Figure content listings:
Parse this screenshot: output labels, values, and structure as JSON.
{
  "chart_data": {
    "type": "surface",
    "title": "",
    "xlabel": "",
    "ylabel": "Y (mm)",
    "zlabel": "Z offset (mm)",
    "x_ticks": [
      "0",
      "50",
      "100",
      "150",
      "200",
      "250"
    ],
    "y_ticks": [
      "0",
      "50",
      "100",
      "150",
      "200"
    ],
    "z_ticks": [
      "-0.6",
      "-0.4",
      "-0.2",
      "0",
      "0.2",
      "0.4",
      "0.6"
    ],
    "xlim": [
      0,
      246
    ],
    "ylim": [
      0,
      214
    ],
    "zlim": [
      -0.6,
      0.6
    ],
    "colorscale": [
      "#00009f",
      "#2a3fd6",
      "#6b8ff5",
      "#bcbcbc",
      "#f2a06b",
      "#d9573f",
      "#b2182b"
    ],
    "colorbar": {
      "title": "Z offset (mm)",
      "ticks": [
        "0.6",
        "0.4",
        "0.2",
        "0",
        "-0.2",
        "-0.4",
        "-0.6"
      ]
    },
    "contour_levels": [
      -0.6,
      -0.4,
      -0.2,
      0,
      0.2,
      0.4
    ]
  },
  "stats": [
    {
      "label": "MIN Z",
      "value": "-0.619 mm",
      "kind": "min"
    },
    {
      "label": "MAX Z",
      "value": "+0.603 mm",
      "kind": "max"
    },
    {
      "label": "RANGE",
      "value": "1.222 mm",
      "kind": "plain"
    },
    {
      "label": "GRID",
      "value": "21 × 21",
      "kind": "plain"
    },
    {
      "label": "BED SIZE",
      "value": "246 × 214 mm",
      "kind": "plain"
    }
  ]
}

### WHAT YOU HAVE TO DO
Produce an exact copy of every entry above.

### EXPECTED ANSWER
Parse this screenshot: output labels, values, and structure as JSON.
{
  "chart_data": {
    "type": "surface",
    "title": "",
    "xlabel": "",
    "ylabel": "Y (mm)",
    "zlabel": "Z offset (mm)",
    "x_ticks": [
      "0",
      "50",
      "100",
      "150",
      "200",
      "250"
    ],
    "y_ticks": [
      "0",
      "50",
      "100",
      "150",
      "200"
    ],
    "z_ticks": [
      "-0.6",
      "-0.4",
      "-0.2",
      "0",
      "0.2",
      "0.4",
      "0.6"
    ],
    "xlim": [
      0,
      246
    ],
    "ylim": [
      0,
      214
    ],
    "zlim": [
      -0.6,
      0.6
    ],
    "colorscale": [
      "#00009f",
      "#2a3fd6",
      "#6b8ff5",
      "#bcbcbc",
      "#f2a06b",
      "#d9573f",
      "#b2182b"
    ],
    "colorbar": {
      "title": "Z offset (mm)",
      "ticks": [
        "0.6",
        "0.4",
        "0.2",
        "0",
        "-0.2",
        "-0.4",
        "-0.6"
      ]
    },
    "contour_levels": [
      -0.6,
      -0.4,
      -0.2,
      0,
      0.2,
      0.4
    ]
  },
  "stats": [
    {
      "label": "MIN Z",
      "value": "-0.619 mm",
      "kind": "min"
    },
    {
      "label": "MAX Z",
      "value": "+0.603 mm",
      "kind": "max"
    },
    {
      "label": "RANGE",
      "value": "1.222 mm",
      "kind": "plain"
    },
    {
      "label": "GRID",
      "value": "21 × 21",
      "kind": "plain"
    },
    {
      "label": "BED SIZE",
      "value": "246 × 214 mm",
      "kind": "plain"
    }
  ]
}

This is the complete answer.